* DIRECTIVE *
Go through the listing below and list every line with "grid".

* RECORDS FOR THE TASK *
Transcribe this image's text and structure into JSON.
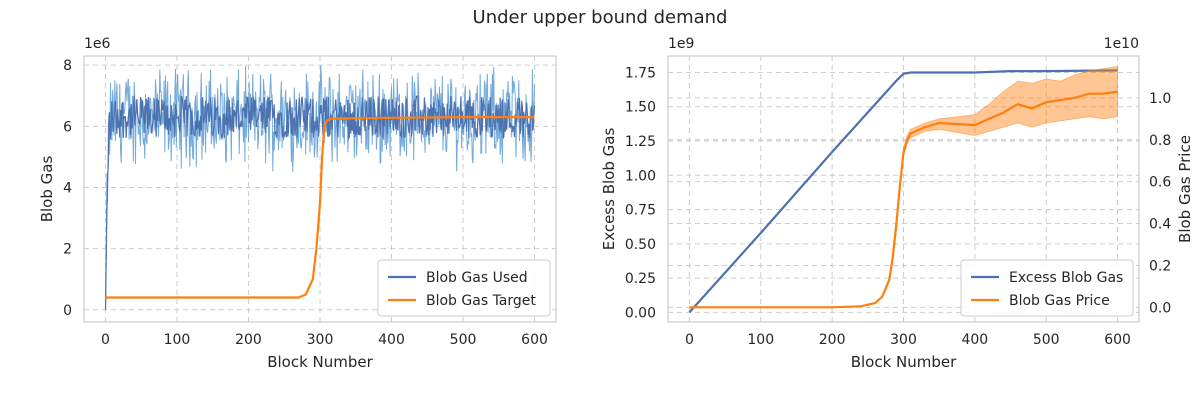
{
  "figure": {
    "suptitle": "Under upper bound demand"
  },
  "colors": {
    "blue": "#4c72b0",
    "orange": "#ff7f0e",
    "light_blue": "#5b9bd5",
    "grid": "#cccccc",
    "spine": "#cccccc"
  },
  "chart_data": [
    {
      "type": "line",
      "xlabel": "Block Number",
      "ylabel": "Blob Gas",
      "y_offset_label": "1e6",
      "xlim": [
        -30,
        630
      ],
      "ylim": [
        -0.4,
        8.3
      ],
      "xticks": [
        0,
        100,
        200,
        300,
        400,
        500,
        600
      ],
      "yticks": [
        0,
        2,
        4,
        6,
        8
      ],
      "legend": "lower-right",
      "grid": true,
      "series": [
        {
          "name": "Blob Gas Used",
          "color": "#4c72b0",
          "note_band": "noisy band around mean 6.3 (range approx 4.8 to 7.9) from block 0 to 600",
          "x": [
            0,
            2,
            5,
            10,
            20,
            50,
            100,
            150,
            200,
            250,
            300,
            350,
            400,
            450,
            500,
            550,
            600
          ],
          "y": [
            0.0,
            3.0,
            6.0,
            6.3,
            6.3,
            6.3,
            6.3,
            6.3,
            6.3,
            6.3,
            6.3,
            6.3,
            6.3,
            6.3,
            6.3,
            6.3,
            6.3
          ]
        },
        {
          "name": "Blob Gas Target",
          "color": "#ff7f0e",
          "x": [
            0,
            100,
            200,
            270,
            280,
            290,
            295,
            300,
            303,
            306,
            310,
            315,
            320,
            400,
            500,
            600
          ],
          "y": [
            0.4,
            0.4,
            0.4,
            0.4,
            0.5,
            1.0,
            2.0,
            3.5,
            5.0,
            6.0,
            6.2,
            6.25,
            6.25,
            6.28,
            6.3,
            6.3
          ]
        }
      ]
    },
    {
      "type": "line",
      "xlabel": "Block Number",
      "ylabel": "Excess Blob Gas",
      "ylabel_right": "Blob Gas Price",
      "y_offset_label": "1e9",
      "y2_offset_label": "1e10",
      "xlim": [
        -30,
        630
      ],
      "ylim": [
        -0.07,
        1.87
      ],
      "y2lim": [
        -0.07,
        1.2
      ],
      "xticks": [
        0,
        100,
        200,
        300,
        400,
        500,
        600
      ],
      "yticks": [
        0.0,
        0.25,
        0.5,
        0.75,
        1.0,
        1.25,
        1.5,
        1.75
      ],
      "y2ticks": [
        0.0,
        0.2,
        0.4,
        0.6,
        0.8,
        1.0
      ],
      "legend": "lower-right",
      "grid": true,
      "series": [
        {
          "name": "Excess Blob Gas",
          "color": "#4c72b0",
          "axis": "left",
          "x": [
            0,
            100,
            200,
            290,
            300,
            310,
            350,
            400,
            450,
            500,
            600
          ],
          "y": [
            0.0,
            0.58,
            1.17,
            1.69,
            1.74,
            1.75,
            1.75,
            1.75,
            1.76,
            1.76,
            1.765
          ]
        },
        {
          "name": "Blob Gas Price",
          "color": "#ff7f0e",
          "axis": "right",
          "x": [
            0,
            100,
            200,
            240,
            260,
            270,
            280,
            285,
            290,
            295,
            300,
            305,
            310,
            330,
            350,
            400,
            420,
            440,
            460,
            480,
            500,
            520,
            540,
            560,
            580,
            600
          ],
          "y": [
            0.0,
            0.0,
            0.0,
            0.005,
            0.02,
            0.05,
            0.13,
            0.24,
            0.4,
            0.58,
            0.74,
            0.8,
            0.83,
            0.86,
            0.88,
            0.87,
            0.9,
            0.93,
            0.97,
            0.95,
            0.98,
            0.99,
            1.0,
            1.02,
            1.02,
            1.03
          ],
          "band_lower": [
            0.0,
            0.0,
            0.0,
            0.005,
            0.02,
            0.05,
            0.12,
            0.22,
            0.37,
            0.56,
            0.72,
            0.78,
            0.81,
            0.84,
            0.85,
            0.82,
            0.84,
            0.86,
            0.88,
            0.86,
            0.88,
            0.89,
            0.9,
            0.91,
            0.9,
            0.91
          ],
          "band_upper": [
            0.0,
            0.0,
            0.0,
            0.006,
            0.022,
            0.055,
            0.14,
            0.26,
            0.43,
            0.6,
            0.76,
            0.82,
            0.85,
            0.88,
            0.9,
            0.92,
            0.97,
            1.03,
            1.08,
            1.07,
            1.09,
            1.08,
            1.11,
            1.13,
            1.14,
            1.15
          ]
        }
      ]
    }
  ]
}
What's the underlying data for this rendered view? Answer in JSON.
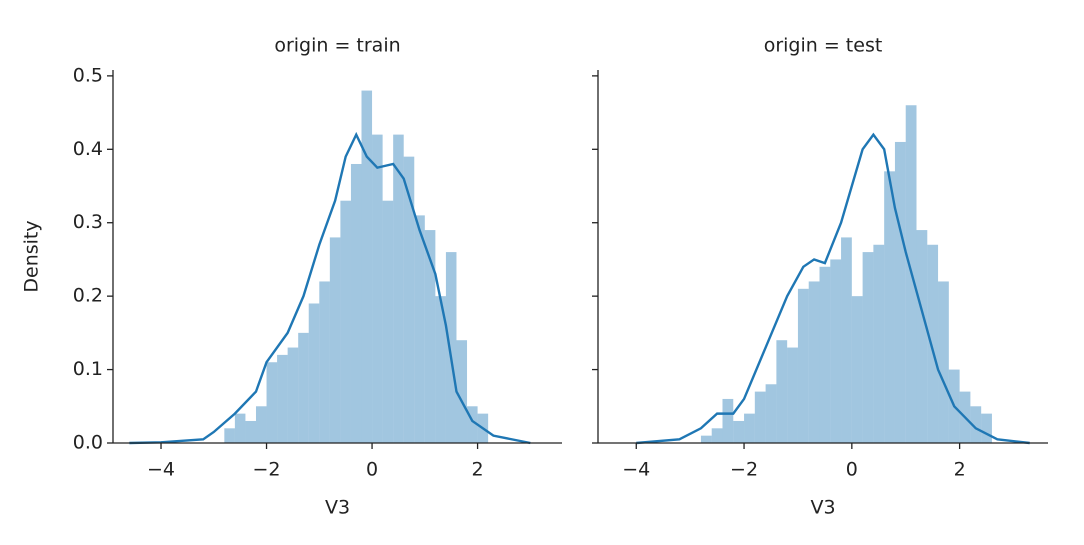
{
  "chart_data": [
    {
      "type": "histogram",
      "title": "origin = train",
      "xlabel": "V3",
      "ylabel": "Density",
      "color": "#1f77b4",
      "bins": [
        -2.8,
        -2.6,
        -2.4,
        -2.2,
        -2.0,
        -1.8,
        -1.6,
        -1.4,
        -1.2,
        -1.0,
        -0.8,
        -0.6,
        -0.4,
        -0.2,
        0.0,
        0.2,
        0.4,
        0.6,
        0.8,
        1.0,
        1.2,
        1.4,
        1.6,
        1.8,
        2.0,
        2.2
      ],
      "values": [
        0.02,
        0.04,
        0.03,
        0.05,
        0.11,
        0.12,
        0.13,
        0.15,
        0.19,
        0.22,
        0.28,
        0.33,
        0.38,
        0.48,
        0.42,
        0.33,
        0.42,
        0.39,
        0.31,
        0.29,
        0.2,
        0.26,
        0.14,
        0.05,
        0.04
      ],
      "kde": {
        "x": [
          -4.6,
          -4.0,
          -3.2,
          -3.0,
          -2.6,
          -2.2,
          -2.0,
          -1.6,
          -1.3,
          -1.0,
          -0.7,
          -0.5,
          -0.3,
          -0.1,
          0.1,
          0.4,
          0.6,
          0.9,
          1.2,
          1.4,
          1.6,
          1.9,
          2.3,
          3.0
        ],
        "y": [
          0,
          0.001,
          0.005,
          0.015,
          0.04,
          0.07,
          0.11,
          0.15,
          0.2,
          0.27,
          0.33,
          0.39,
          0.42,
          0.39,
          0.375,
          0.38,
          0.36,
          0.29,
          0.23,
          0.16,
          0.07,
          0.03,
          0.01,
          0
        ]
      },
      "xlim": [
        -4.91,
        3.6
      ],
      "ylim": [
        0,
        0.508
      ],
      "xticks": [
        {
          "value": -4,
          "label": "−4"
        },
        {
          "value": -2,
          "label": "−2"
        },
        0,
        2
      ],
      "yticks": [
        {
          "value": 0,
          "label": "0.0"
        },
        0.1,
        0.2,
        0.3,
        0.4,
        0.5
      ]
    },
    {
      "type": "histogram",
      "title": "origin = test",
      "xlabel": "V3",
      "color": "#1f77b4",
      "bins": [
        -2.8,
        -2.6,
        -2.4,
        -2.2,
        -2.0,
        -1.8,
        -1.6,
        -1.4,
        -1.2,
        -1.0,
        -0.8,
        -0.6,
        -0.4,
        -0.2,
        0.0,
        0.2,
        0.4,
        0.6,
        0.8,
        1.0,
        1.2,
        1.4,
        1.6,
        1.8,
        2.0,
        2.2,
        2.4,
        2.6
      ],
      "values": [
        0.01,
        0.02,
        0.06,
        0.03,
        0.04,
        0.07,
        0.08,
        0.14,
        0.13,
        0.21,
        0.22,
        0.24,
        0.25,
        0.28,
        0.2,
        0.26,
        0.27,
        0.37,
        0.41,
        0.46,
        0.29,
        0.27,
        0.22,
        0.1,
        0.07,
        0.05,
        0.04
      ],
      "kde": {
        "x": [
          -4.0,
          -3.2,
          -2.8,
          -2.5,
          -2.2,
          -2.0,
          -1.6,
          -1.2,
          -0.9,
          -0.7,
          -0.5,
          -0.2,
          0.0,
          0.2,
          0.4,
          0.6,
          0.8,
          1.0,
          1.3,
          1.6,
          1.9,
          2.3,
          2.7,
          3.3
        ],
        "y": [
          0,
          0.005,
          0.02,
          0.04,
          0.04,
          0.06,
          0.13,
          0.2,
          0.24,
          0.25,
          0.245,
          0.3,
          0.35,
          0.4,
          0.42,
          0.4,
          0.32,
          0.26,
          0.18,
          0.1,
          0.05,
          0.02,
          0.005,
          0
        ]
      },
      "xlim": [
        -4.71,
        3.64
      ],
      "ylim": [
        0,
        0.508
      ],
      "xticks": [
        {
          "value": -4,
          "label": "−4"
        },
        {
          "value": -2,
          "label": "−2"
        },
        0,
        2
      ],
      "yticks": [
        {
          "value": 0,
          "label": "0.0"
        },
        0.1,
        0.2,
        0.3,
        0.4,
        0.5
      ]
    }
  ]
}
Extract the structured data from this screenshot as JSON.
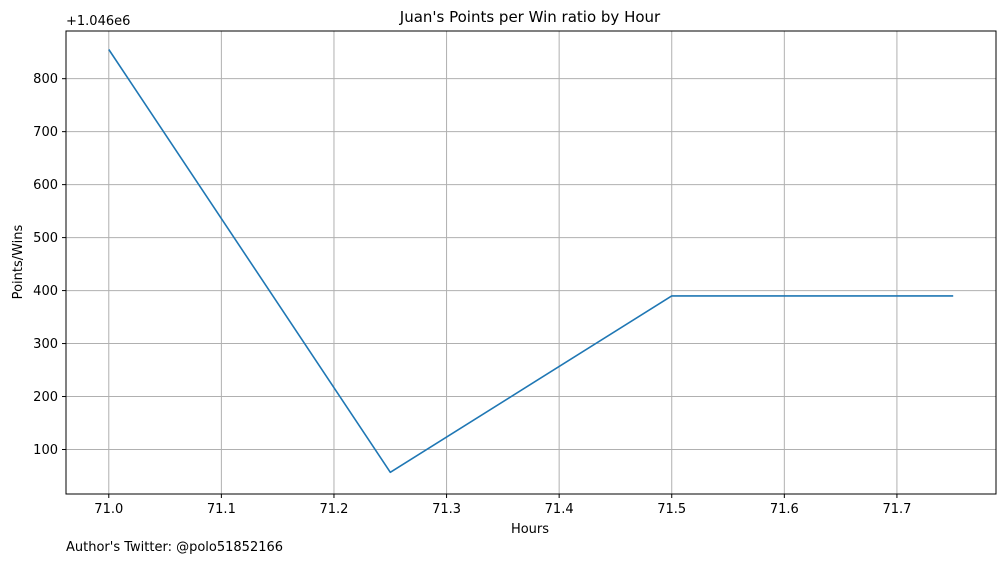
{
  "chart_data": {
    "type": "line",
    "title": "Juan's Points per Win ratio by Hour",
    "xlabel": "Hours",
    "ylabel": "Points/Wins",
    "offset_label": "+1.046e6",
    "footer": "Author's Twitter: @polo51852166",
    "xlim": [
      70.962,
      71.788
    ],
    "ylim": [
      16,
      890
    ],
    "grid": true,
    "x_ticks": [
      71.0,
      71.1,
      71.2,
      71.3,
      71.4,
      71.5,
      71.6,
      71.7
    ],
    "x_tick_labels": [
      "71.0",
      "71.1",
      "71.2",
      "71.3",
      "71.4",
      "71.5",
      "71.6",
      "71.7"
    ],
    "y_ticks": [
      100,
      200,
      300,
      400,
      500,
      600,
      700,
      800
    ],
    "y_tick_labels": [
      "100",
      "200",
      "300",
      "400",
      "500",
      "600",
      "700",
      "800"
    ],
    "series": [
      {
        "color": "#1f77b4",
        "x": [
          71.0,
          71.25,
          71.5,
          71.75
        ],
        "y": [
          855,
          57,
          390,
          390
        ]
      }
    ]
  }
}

* CORRECT ANSWER *
    "grid": "#cccccc",
      "grid": true,
      "grid": true,
    "grid": true,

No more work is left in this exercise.